Prompt
Please quote the material exactly, every line of it.

==*==

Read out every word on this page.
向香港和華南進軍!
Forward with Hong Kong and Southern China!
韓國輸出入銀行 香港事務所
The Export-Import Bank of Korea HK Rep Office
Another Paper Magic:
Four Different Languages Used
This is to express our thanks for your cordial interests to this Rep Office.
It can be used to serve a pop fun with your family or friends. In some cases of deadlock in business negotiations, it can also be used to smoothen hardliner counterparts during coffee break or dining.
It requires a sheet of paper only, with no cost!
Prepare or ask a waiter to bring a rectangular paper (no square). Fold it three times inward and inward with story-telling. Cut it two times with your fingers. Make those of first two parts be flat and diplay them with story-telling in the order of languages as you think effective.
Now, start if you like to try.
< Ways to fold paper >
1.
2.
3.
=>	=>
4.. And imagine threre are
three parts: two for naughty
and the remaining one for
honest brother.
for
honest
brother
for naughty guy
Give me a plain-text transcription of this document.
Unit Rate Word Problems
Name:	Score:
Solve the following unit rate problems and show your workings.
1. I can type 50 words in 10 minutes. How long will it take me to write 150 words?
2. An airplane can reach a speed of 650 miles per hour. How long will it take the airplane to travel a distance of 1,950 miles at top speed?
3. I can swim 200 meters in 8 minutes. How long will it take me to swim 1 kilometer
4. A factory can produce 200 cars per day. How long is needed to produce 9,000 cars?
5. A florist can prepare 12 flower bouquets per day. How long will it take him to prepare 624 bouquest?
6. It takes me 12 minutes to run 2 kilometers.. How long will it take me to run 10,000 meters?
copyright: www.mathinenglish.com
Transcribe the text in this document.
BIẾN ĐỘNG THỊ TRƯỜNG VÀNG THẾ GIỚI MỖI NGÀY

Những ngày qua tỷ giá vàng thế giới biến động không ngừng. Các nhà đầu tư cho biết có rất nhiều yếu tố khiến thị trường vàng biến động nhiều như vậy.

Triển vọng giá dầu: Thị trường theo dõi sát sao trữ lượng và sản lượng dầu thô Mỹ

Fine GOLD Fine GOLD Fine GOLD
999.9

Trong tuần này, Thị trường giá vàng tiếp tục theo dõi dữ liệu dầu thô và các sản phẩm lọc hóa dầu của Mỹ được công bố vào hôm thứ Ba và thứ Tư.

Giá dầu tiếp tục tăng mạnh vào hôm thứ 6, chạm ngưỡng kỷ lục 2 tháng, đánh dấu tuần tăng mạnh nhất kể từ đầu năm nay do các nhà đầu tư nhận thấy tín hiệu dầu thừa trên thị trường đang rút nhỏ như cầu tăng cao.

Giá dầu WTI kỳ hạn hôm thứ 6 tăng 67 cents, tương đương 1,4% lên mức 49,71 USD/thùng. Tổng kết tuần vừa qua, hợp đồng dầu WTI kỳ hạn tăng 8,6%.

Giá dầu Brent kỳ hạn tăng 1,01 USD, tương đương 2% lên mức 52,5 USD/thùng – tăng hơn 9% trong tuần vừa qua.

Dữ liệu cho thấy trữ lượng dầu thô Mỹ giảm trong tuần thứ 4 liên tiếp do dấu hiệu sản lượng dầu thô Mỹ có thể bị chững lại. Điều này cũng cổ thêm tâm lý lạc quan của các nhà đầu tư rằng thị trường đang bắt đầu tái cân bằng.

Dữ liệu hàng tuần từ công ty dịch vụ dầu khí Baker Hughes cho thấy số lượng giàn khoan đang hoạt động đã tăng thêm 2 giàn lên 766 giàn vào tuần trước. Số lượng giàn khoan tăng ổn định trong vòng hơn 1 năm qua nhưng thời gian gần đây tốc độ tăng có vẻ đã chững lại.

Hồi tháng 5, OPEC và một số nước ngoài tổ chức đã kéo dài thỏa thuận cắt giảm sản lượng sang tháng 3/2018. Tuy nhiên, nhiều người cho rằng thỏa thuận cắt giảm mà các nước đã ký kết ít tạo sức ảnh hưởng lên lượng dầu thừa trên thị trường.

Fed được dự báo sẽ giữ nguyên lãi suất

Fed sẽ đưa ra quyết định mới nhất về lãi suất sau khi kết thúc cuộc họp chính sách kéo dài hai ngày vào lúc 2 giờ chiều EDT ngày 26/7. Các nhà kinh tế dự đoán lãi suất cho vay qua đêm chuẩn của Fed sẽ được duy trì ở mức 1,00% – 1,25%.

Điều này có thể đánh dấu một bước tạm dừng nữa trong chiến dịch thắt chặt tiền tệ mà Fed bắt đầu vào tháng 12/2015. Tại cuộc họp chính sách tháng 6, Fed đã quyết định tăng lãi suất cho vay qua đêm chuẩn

==*==

Solution
Read out every word on this page.
向香港和華南進軍!
Forward with Hong Kong and Southern China!
韓國輸出入銀行 香港事務所
The Export-Import Bank of Korea HK Rep Office
Another Paper Magic:
Four Different Languages Used
This is to express our thanks for your cordial interests to this Rep Office.
It can be used to serve a pop fun with your family or friends. In some cases of deadlock in business negotiations, it can also be used to smoothen hardliner counterparts during coffee break or dining.
It requires a sheet of paper only, with no cost!
Prepare or ask a waiter to bring a rectangular paper (no square). Fold it three times inward and inward with story-telling. Cut it two times with your fingers. Make those of first two parts be flat and diplay them with story-telling in the order of languages as you think effective.
Now, start if you like to try.
< Ways to fold paper >
1.
2.
3.
=>	=>
4.. And imagine threre are
three parts: two for naughty
and the remaining one for
honest brother.
for
honest
brother
for naughty guy
Give me a plain-text transcription of this document.
Unit Rate Word Problems
Name:	Score:
Solve the following unit rate problems and show your workings.
1. I can type 50 words in 10 minutes. How long will it take me to write 150 words?
2. An airplane can reach a speed of 650 miles per hour. How long will it take the airplane to travel a distance of 1,950 miles at top speed?
3. I can swim 200 meters in 8 minutes. How long will it take me to swim 1 kilometer
4. A factory can produce 200 cars per day. How long is needed to produce 9,000 cars?
5. A florist can prepare 12 flower bouquets per day. How long will it take him to prepare 624 bouquest?
6. It takes me 12 minutes to run 2 kilometers.. How long will it take me to run 10,000 meters?
copyright: www.mathinenglish.com
Transcribe the text in this document.
BIẾN ĐỘNG THỊ TRƯỜNG VÀNG THẾ GIỚI MỖI NGÀY

Những ngày qua tỷ giá vàng thế giới biến động không ngừng. Các nhà đầu tư cho biết có rất nhiều yếu tố khiến thị trường vàng biến động nhiều như vậy.

Triển vọng giá dầu: Thị trường theo dõi sát sao trữ lượng và sản lượng dầu thô Mỹ

Fine GOLD Fine GOLD Fine GOLD
999.9

Trong tuần này, Thị trường giá vàng tiếp tục theo dõi dữ liệu dầu thô và các sản phẩm lọc hóa dầu của Mỹ được công bố vào hôm thứ Ba và thứ Tư.

Giá dầu tiếp tục tăng mạnh vào hôm thứ 6, chạm ngưỡng kỷ lục 2 tháng, đánh dấu tuần tăng mạnh nhất kể từ đầu năm nay do các nhà đầu tư nhận thấy tín hiệu dầu thừa trên thị trường đang rút nhỏ như cầu tăng cao.

Giá dầu WTI kỳ hạn hôm thứ 6 tăng 67 cents, tương đương 1,4% lên mức 49,71 USD/thùng. Tổng kết tuần vừa qua, hợp đồng dầu WTI kỳ hạn tăng 8,6%.

Giá dầu Brent kỳ hạn tăng 1,01 USD, tương đương 2% lên mức 52,5 USD/thùng – tăng hơn 9% trong tuần vừa qua.

Dữ liệu cho thấy trữ lượng dầu thô Mỹ giảm trong tuần thứ 4 liên tiếp do dấu hiệu sản lượng dầu thô Mỹ có thể bị chững lại. Điều này cũng cổ thêm tâm lý lạc quan của các nhà đầu tư rằng thị trường đang bắt đầu tái cân bằng.

Dữ liệu hàng tuần từ công ty dịch vụ dầu khí Baker Hughes cho thấy số lượng giàn khoan đang hoạt động đã tăng thêm 2 giàn lên 766 giàn vào tuần trước. Số lượng giàn khoan tăng ổn định trong vòng hơn 1 năm qua nhưng thời gian gần đây tốc độ tăng có vẻ đã chững lại.

Hồi tháng 5, OPEC và một số nước ngoài tổ chức đã kéo dài thỏa thuận cắt giảm sản lượng sang tháng 3/2018. Tuy nhiên, nhiều người cho rằng thỏa thuận cắt giảm mà các nước đã ký kết ít tạo sức ảnh hưởng lên lượng dầu thừa trên thị trường.

Fed được dự báo sẽ giữ nguyên lãi suất

Fed sẽ đưa ra quyết định mới nhất về lãi suất sau khi kết thúc cuộc họp chính sách kéo dài hai ngày vào lúc 2 giờ chiều EDT ngày 26/7. Các nhà kinh tế dự đoán lãi suất cho vay qua đêm chuẩn của Fed sẽ được duy trì ở mức 1,00% – 1,25%.

Điều này có thể đánh dấu một bước tạm dừng nữa trong chiến dịch thắt chặt tiền tệ mà Fed bắt đầu vào tháng 12/2015. Tại cuộc họp chính sách tháng 6, Fed đã quyết định tăng lãi suất cho vay qua đêm chuẩn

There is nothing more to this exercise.